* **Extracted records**
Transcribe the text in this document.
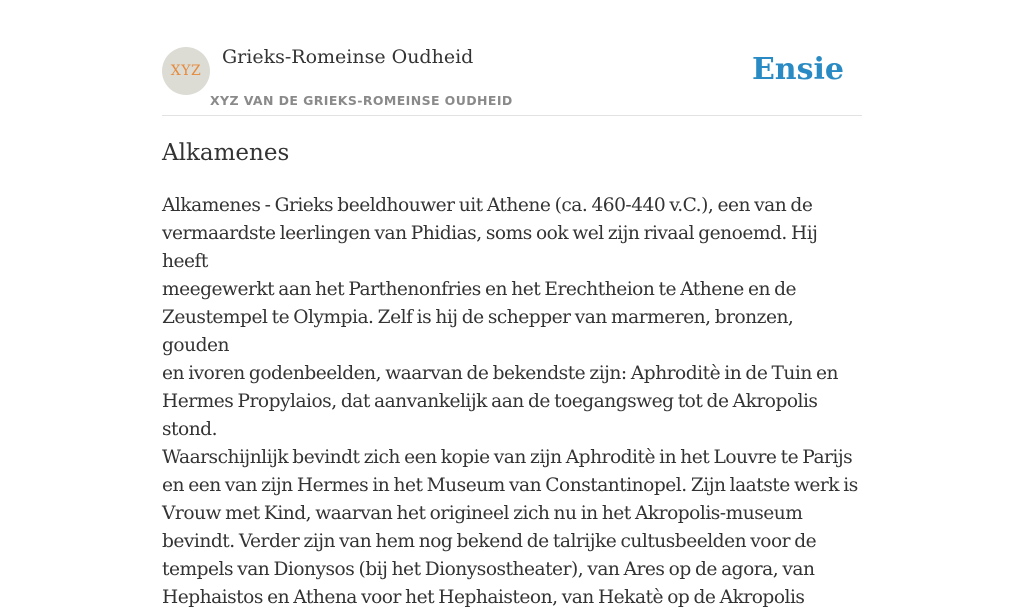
XYZ
Grieks-Romeinse Oudheid
XYZ VAN DE GRIEKS-ROMEINSE OUDHEID
Ensie
Alkamenes

Alkamenes - Grieks beeldhouwer uit Athene (ca. 460-440 v.C.), een van de
vermaardste leerlingen van Phidias, soms ook wel zijn rivaal genoemd. Hij heeft
meegewerkt aan het Parthenonfries en het Erechtheion te Athene en de
Zeustempel te Olympia. Zelf is hij de schepper van marmeren, bronzen, gouden
en ivoren godenbeelden, waarvan de bekendste zijn: Aphroditè in de Tuin en
Hermes Propylaios, dat aanvankelijk aan de toegangsweg tot de Akropolis stond.
Waarschijnlijk bevindt zich een kopie van zijn Aphroditè in het Louvre te Parijs
en een van zijn Hermes in het Museum van Constantinopel. Zijn laatste werk is
Vrouw met Kind, waarvan het origineel zich nu in het Akropolis-museum
bevindt. Verder zijn van hem nog bekend de talrijke cultusbeelden voor de
tempels van Dionysos (bij het Dionysostheater), van Ares op de agora, van
Hephaistos en Athena voor het Hephaisteon, van Hekatè op de Akropolis
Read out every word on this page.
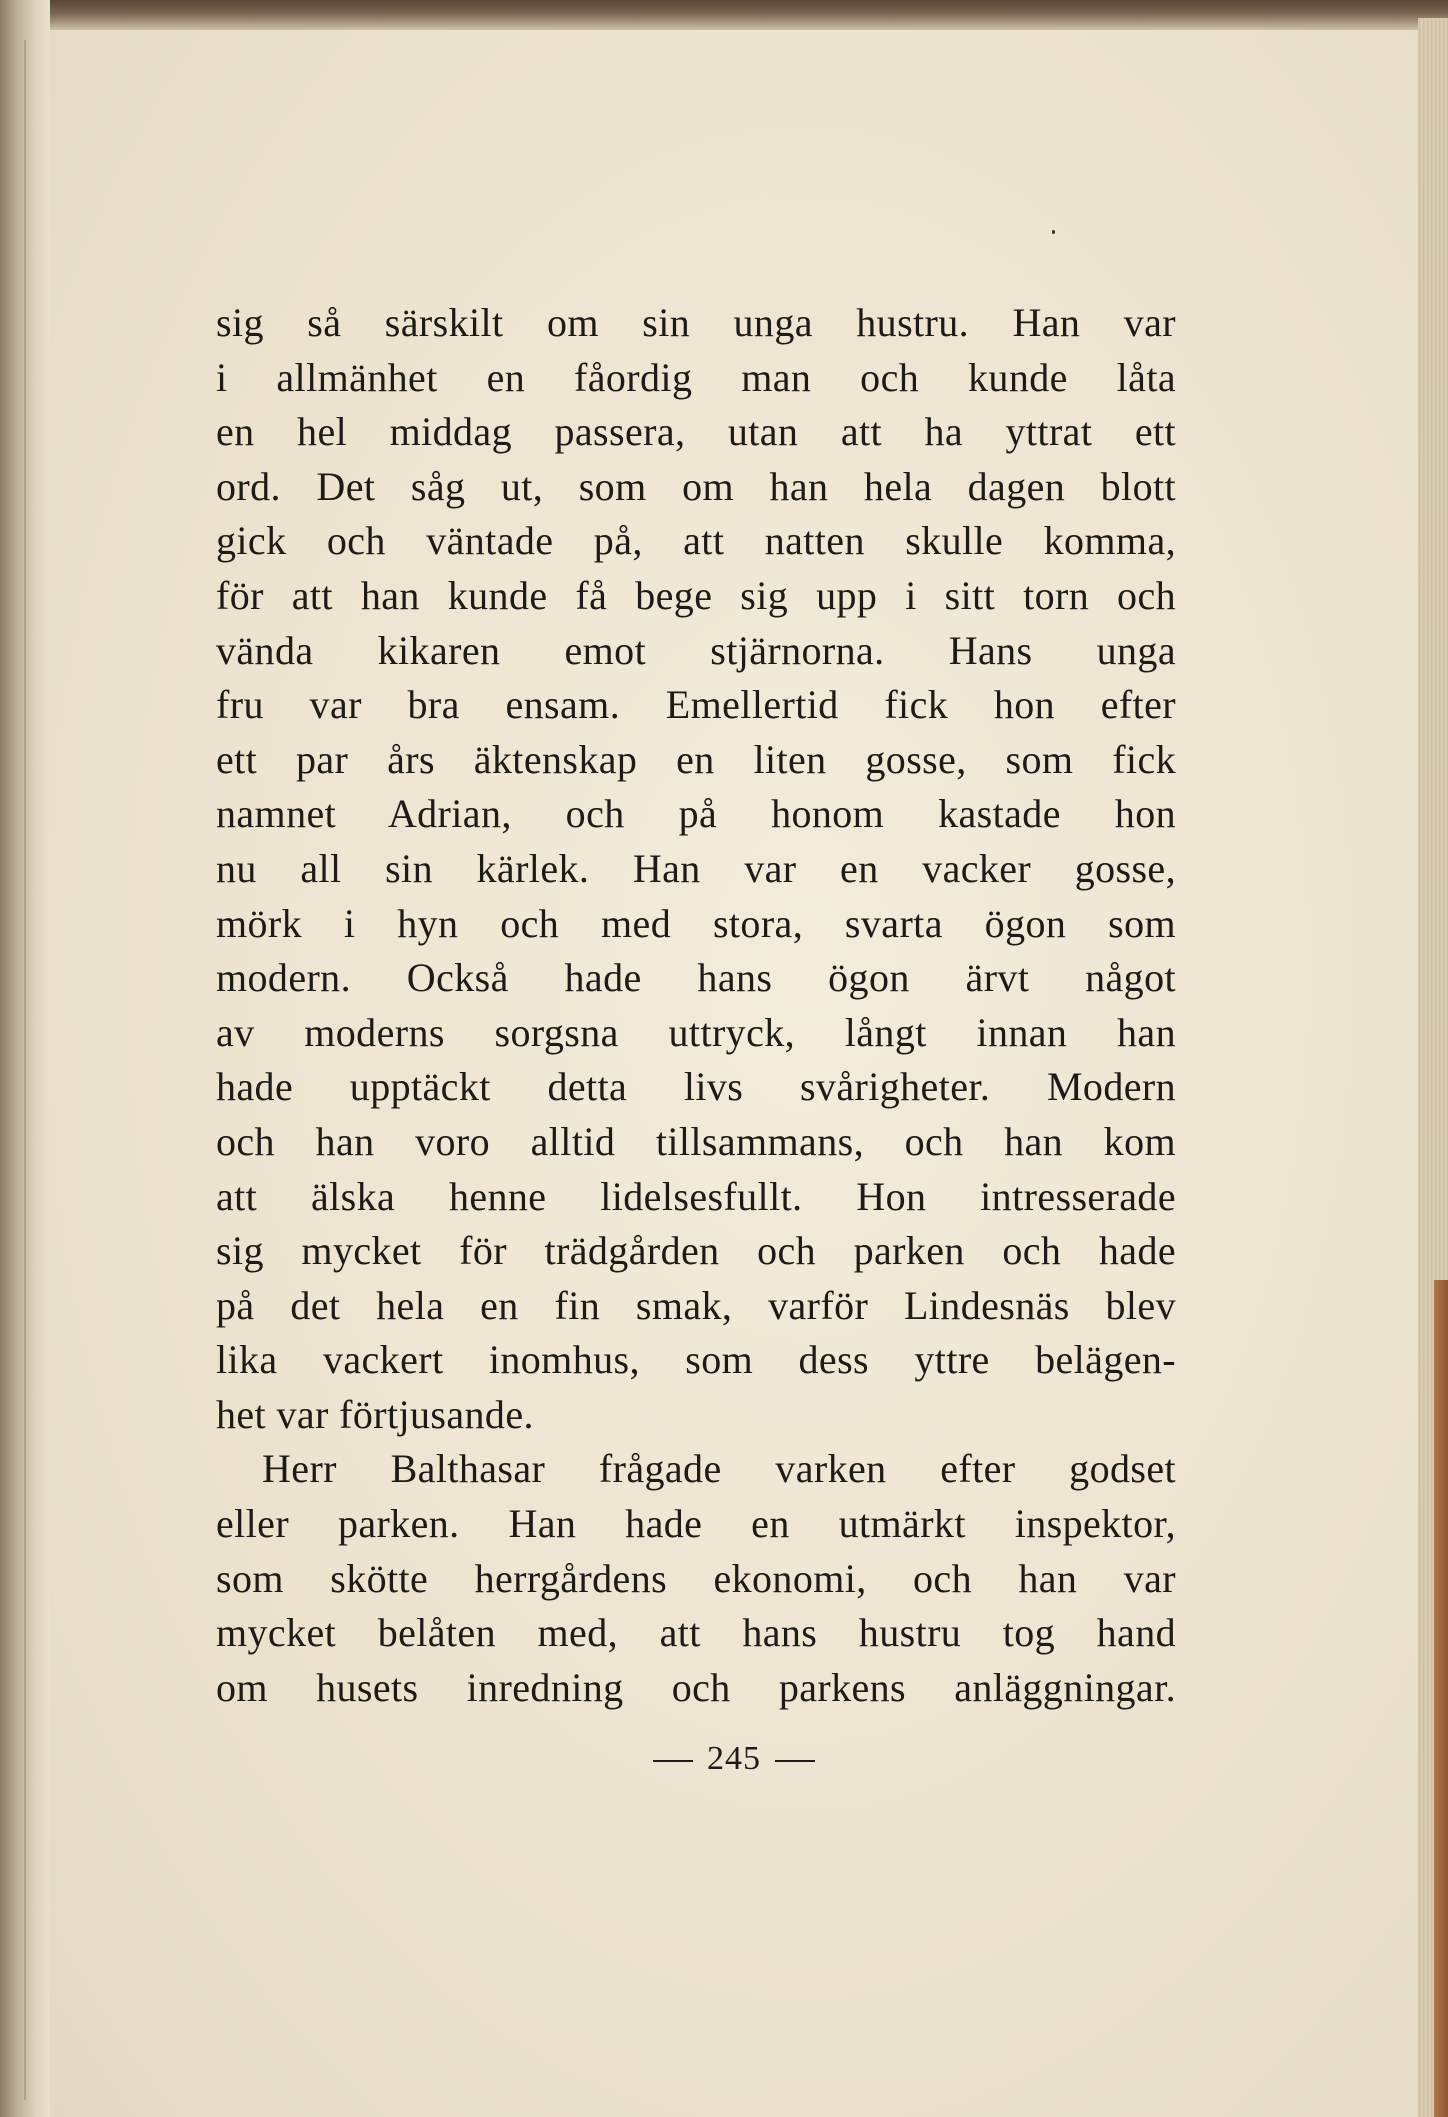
sig så särskilt om sin unga hustru. Han var
i allmänhet en fåordig man och kunde låta
en hel middag passera, utan att ha yttrat ett
ord. Det såg ut, som om han hela dagen blott
gick och väntade på, att natten skulle komma,
för att han kunde få bege sig upp i sitt torn och
vända kikaren emot stjärnorna. Hans unga
fru var bra ensam. Emellertid fick hon efter
ett par års äktenskap en liten gosse, som fick
namnet Adrian, och på honom kastade hon
nu all sin kärlek. Han var en vacker gosse,
mörk i hyn och med stora, svarta ögon som
modern. Också hade hans ögon ärvt något
av moderns sorgsna uttryck, långt innan han
hade upptäckt detta livs svårigheter. Modern
och han voro alltid tillsammans, och han kom
att älska henne lidelsesfullt. Hon intresserade
sig mycket för trädgården och parken och hade
på det hela en fin smak, varför Lindesnäs blev
lika vackert inomhus, som dess yttre belägen-
het var förtjusande.
Herr Balthasar frågade varken efter godset
eller parken. Han hade en utmärkt inspektor,
som skötte herrgårdens ekonomi, och han var
mycket belåten med, att hans hustru tog hand
om husets inredning och parkens anläggningar.
245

* **What you have to do**
Search the data above for the word "zich", then gather each line in which it appears.

* **Reply**
Waarschijnlijk bevindt zich een kopie van zijn Aphroditè in het Louvre te Parijs
Vrouw met Kind, waarvan het origineel zich nu in het Akropolis-museum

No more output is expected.